→ The exercise
Pull out every line below containing the word "Shandong".
── Supplied entries
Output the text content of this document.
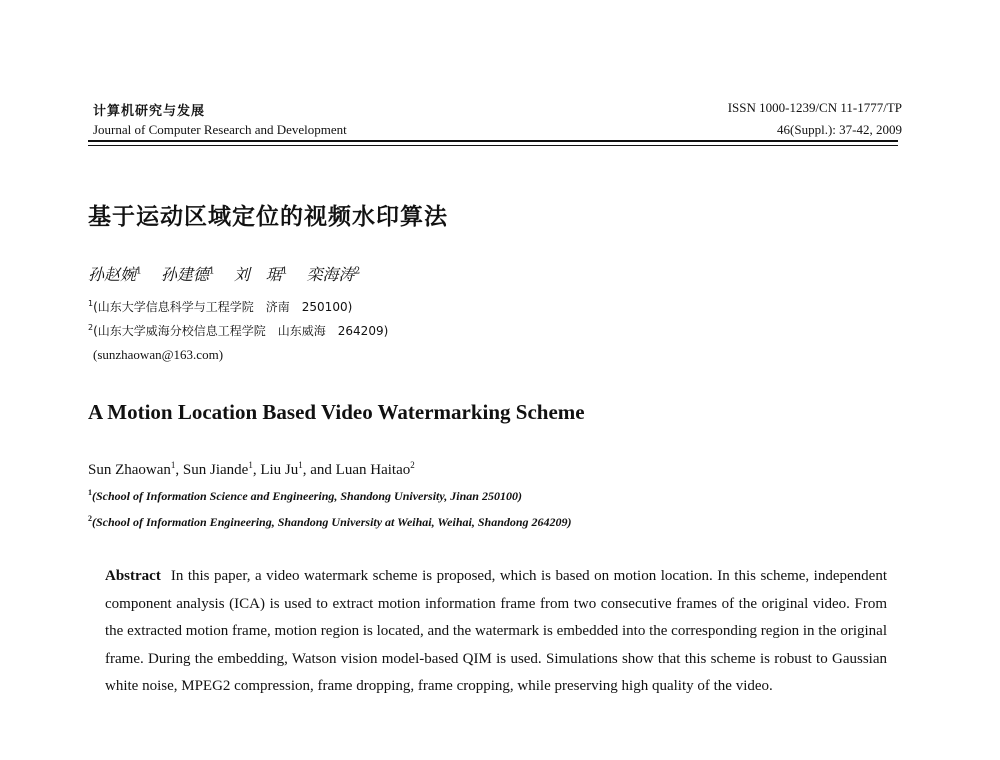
计算机研究与发展
Journal of Computer Research and Development
ISSN 1000-1239/CN 11-1777/TP
46(Suppl.): 37-42, 2009
基于运动区域定位的视频水印算法
孙赵婉$^1$ 孙建德$^1$ 刘　琚$^1$ 栾海涛$^2$
$^1$(山东大学信息科学与工程学院　济南　250100)
$^2$(山东大学威海分校信息工程学院　山东威海　264209)
(sunzhaowan@163.com)
A Motion Location Based Video Watermarking Scheme
Sun Zhaowan$^1$, Sun Jiande$^1$, Liu Ju$^1$, and Luan Haitao$^2$
$^1$(School of Information Science and Engineering, Shandong University, Jinan 250100)
$^2$(School of Information Engineering, Shandong University at Weihai, Weihai, Shandong 264209)
Abstract In this paper, a video watermark scheme is proposed, which is based on motion location. In this scheme, independent component analysis (ICA) is used to extract motion information frame from two consecutive frames of the original video. From the extracted motion frame, motion region is located, and the watermark is embedded into the corresponding region in the original frame. During the embedding, Watson vision model-based QIM is used. Simulations show that this scheme is robust to Gaussian white noise, MPEG2 compression, frame dropping, frame cropping, while preserving high quality of the video.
────
→ Result of the exercise
$^1$(School of Information Science and Engineering, Shandong University, Jinan 250100)
$^2$(School of Information Engineering, Shandong University at Weihai, Weihai, Shandong 264209)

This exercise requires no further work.